%%

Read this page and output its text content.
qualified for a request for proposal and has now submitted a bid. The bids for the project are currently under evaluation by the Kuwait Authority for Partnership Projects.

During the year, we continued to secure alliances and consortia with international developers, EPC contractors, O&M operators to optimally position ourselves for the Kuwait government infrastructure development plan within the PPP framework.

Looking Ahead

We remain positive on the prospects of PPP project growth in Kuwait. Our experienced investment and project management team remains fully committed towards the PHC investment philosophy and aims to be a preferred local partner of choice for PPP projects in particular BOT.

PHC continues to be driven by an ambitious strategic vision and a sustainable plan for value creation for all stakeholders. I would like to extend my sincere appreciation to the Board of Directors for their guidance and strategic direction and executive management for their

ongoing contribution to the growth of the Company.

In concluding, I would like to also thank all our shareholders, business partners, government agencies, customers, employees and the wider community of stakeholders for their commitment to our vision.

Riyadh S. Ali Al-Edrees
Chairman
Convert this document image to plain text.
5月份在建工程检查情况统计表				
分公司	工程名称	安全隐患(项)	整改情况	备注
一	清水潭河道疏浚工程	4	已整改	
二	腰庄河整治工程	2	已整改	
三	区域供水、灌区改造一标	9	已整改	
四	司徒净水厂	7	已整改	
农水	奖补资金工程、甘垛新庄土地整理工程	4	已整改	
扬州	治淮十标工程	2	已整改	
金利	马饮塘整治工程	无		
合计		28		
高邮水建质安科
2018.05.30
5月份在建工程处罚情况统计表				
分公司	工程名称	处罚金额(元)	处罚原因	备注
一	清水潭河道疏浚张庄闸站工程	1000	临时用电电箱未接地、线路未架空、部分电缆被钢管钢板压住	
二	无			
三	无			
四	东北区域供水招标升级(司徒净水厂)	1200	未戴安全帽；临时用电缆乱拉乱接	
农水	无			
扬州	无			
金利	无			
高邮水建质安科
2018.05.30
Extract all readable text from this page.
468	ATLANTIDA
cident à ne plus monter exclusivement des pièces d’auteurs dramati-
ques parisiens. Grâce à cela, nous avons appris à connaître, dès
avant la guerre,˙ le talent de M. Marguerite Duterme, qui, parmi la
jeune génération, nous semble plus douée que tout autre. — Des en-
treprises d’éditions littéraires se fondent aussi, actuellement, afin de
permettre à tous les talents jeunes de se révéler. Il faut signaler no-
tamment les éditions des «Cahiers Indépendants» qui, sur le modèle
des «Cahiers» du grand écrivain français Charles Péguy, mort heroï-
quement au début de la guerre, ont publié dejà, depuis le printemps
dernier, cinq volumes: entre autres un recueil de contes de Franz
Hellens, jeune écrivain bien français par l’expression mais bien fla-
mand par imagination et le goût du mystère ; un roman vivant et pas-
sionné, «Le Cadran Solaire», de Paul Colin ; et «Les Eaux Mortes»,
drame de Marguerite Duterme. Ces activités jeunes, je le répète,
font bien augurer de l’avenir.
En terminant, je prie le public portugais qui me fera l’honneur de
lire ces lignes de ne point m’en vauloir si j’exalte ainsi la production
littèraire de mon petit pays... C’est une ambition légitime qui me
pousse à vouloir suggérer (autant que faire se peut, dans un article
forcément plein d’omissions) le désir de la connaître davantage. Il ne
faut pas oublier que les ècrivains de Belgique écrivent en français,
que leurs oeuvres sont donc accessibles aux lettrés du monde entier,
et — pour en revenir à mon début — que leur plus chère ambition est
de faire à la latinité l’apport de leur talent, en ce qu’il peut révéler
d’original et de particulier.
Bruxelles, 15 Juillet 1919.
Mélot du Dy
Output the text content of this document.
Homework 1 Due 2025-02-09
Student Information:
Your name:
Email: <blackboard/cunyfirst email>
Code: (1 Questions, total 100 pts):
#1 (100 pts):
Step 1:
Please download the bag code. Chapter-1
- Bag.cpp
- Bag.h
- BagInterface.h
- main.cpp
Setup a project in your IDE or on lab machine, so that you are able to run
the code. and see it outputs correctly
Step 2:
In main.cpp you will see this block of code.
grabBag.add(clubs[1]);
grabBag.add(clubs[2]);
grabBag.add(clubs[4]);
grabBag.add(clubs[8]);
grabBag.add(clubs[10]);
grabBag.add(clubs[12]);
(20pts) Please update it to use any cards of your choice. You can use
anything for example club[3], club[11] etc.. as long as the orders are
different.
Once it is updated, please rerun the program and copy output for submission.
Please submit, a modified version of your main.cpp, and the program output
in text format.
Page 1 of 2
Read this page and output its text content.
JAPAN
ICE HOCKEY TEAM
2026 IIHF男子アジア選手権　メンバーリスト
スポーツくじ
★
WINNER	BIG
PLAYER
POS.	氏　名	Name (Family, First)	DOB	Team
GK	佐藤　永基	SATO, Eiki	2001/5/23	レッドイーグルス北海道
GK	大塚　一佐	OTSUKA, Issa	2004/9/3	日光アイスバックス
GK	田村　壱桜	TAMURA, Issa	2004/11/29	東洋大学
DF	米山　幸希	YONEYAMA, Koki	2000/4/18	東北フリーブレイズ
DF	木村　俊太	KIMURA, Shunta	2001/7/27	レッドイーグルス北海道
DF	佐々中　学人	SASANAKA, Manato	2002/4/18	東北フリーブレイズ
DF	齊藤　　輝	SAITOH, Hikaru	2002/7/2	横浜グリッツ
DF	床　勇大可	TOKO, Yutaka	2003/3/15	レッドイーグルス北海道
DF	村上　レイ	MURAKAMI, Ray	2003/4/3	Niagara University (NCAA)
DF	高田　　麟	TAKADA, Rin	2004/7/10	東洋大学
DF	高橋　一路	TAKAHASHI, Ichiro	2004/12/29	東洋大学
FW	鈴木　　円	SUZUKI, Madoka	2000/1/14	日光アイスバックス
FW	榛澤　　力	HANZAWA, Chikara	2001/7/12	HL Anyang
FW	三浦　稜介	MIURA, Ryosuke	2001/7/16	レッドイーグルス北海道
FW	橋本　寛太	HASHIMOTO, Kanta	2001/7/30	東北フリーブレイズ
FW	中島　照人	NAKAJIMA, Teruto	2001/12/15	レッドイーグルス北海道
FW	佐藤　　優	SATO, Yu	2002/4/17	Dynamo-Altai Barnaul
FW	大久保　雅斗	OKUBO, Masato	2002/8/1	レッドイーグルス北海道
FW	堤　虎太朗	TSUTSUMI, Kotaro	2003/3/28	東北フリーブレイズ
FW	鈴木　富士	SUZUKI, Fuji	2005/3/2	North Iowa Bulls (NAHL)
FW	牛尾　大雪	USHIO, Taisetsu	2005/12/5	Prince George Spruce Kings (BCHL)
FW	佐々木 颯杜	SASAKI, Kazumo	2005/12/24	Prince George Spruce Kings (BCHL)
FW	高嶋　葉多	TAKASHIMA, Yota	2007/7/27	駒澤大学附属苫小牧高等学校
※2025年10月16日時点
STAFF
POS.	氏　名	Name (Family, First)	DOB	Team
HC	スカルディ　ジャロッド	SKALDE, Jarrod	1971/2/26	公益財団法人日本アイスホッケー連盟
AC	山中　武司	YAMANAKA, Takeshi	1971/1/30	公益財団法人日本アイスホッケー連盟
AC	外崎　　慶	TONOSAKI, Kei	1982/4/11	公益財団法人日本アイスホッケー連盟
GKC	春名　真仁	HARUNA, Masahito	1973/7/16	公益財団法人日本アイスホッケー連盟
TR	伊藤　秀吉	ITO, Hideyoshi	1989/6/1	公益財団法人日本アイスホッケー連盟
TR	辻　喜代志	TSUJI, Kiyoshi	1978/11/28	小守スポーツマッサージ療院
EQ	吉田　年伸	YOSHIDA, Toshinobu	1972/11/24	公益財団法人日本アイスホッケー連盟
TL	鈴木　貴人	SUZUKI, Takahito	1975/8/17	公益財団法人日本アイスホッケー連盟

%%

TASK STATEMENT —
Would you reproduce the material above in full, exactly as given?

RESPONSE —
Read this page and output its text content.
qualified for a request for proposal and has now submitted a bid. The bids for the project are currently under evaluation by the Kuwait Authority for Partnership Projects.

During the year, we continued to secure alliances and consortia with international developers, EPC contractors, O&M operators to optimally position ourselves for the Kuwait government infrastructure development plan within the PPP framework.

Looking Ahead

We remain positive on the prospects of PPP project growth in Kuwait. Our experienced investment and project management team remains fully committed towards the PHC investment philosophy and aims to be a preferred local partner of choice for PPP projects in particular BOT.

PHC continues to be driven by an ambitious strategic vision and a sustainable plan for value creation for all stakeholders. I would like to extend my sincere appreciation to the Board of Directors for their guidance and strategic direction and executive management for their

ongoing contribution to the growth of the Company.

In concluding, I would like to also thank all our shareholders, business partners, government agencies, customers, employees and the wider community of stakeholders for their commitment to our vision.

Riyadh S. Ali Al-Edrees
Chairman
Convert this document image to plain text.
5月份在建工程检查情况统计表				
分公司	工程名称	安全隐患(项)	整改情况	备注
一	清水潭河道疏浚工程	4	已整改	
二	腰庄河整治工程	2	已整改	
三	区域供水、灌区改造一标	9	已整改	
四	司徒净水厂	7	已整改	
农水	奖补资金工程、甘垛新庄土地整理工程	4	已整改	
扬州	治淮十标工程	2	已整改	
金利	马饮塘整治工程	无		
合计		28		
高邮水建质安科
2018.05.30
5月份在建工程处罚情况统计表				
分公司	工程名称	处罚金额(元)	处罚原因	备注
一	清水潭河道疏浚张庄闸站工程	1000	临时用电电箱未接地、线路未架空、部分电缆被钢管钢板压住	
二	无			
三	无			
四	东北区域供水招标升级(司徒净水厂)	1200	未戴安全帽；临时用电缆乱拉乱接	
农水	无			
扬州	无			
金利	无			
高邮水建质安科
2018.05.30
Extract all readable text from this page.
468	ATLANTIDA
cident à ne plus monter exclusivement des pièces d’auteurs dramati-
ques parisiens. Grâce à cela, nous avons appris à connaître, dès
avant la guerre,˙ le talent de M. Marguerite Duterme, qui, parmi la
jeune génération, nous semble plus douée que tout autre. — Des en-
treprises d’éditions littéraires se fondent aussi, actuellement, afin de
permettre à tous les talents jeunes de se révéler. Il faut signaler no-
tamment les éditions des «Cahiers Indépendants» qui, sur le modèle
des «Cahiers» du grand écrivain français Charles Péguy, mort heroï-
quement au début de la guerre, ont publié dejà, depuis le printemps
dernier, cinq volumes: entre autres un recueil de contes de Franz
Hellens, jeune écrivain bien français par l’expression mais bien fla-
mand par imagination et le goût du mystère ; un roman vivant et pas-
sionné, «Le Cadran Solaire», de Paul Colin ; et «Les Eaux Mortes»,
drame de Marguerite Duterme. Ces activités jeunes, je le répète,
font bien augurer de l’avenir.
En terminant, je prie le public portugais qui me fera l’honneur de
lire ces lignes de ne point m’en vauloir si j’exalte ainsi la production
littèraire de mon petit pays... C’est une ambition légitime qui me
pousse à vouloir suggérer (autant que faire se peut, dans un article
forcément plein d’omissions) le désir de la connaître davantage. Il ne
faut pas oublier que les ècrivains de Belgique écrivent en français,
que leurs oeuvres sont donc accessibles aux lettrés du monde entier,
et — pour en revenir à mon début — que leur plus chère ambition est
de faire à la latinité l’apport de leur talent, en ce qu’il peut révéler
d’original et de particulier.
Bruxelles, 15 Juillet 1919.
Mélot du Dy
Output the text content of this document.
Homework 1 Due 2025-02-09
Student Information:
Your name:
Email: <blackboard/cunyfirst email>
Code: (1 Questions, total 100 pts):
#1 (100 pts):
Step 1:
Please download the bag code. Chapter-1
- Bag.cpp
- Bag.h
- BagInterface.h
- main.cpp
Setup a project in your IDE or on lab machine, so that you are able to run
the code. and see it outputs correctly
Step 2:
In main.cpp you will see this block of code.
grabBag.add(clubs[1]);
grabBag.add(clubs[2]);
grabBag.add(clubs[4]);
grabBag.add(clubs[8]);
grabBag.add(clubs[10]);
grabBag.add(clubs[12]);
(20pts) Please update it to use any cards of your choice. You can use
anything for example club[3], club[11] etc.. as long as the orders are
different.
Once it is updated, please rerun the program and copy output for submission.
Please submit, a modified version of your main.cpp, and the program output
in text format.
Page 1 of 2
Read this page and output its text content.
JAPAN
ICE HOCKEY TEAM
2026 IIHF男子アジア選手権　メンバーリスト
スポーツくじ
★
WINNER	BIG
PLAYER
POS.	氏　名	Name (Family, First)	DOB	Team
GK	佐藤　永基	SATO, Eiki	2001/5/23	レッドイーグルス北海道
GK	大塚　一佐	OTSUKA, Issa	2004/9/3	日光アイスバックス
GK	田村　壱桜	TAMURA, Issa	2004/11/29	東洋大学
DF	米山　幸希	YONEYAMA, Koki	2000/4/18	東北フリーブレイズ
DF	木村　俊太	KIMURA, Shunta	2001/7/27	レッドイーグルス北海道
DF	佐々中　学人	SASANAKA, Manato	2002/4/18	東北フリーブレイズ
DF	齊藤　　輝	SAITOH, Hikaru	2002/7/2	横浜グリッツ
DF	床　勇大可	TOKO, Yutaka	2003/3/15	レッドイーグルス北海道
DF	村上　レイ	MURAKAMI, Ray	2003/4/3	Niagara University (NCAA)
DF	高田　　麟	TAKADA, Rin	2004/7/10	東洋大学
DF	高橋　一路	TAKAHASHI, Ichiro	2004/12/29	東洋大学
FW	鈴木　　円	SUZUKI, Madoka	2000/1/14	日光アイスバックス
FW	榛澤　　力	HANZAWA, Chikara	2001/7/12	HL Anyang
FW	三浦　稜介	MIURA, Ryosuke	2001/7/16	レッドイーグルス北海道
FW	橋本　寛太	HASHIMOTO, Kanta	2001/7/30	東北フリーブレイズ
FW	中島　照人	NAKAJIMA, Teruto	2001/12/15	レッドイーグルス北海道
FW	佐藤　　優	SATO, Yu	2002/4/17	Dynamo-Altai Barnaul
FW	大久保　雅斗	OKUBO, Masato	2002/8/1	レッドイーグルス北海道
FW	堤　虎太朗	TSUTSUMI, Kotaro	2003/3/28	東北フリーブレイズ
FW	鈴木　富士	SUZUKI, Fuji	2005/3/2	North Iowa Bulls (NAHL)
FW	牛尾　大雪	USHIO, Taisetsu	2005/12/5	Prince George Spruce Kings (BCHL)
FW	佐々木 颯杜	SASAKI, Kazumo	2005/12/24	Prince George Spruce Kings (BCHL)
FW	高嶋　葉多	TAKASHIMA, Yota	2007/7/27	駒澤大学附属苫小牧高等学校
※2025年10月16日時点
STAFF
POS.	氏　名	Name (Family, First)	DOB	Team
HC	スカルディ　ジャロッド	SKALDE, Jarrod	1971/2/26	公益財団法人日本アイスホッケー連盟
AC	山中　武司	YAMANAKA, Takeshi	1971/1/30	公益財団法人日本アイスホッケー連盟
AC	外崎　　慶	TONOSAKI, Kei	1982/4/11	公益財団法人日本アイスホッケー連盟
GKC	春名　真仁	HARUNA, Masahito	1973/7/16	公益財団法人日本アイスホッケー連盟
TR	伊藤　秀吉	ITO, Hideyoshi	1989/6/1	公益財団法人日本アイスホッケー連盟
TR	辻　喜代志	TSUJI, Kiyoshi	1978/11/28	小守スポーツマッサージ療院
EQ	吉田　年伸	YOSHIDA, Toshinobu	1972/11/24	公益財団法人日本アイスホッケー連盟
TL	鈴木　貴人	SUZUKI, Takahito	1975/8/17	公益財団法人日本アイスホッケー連盟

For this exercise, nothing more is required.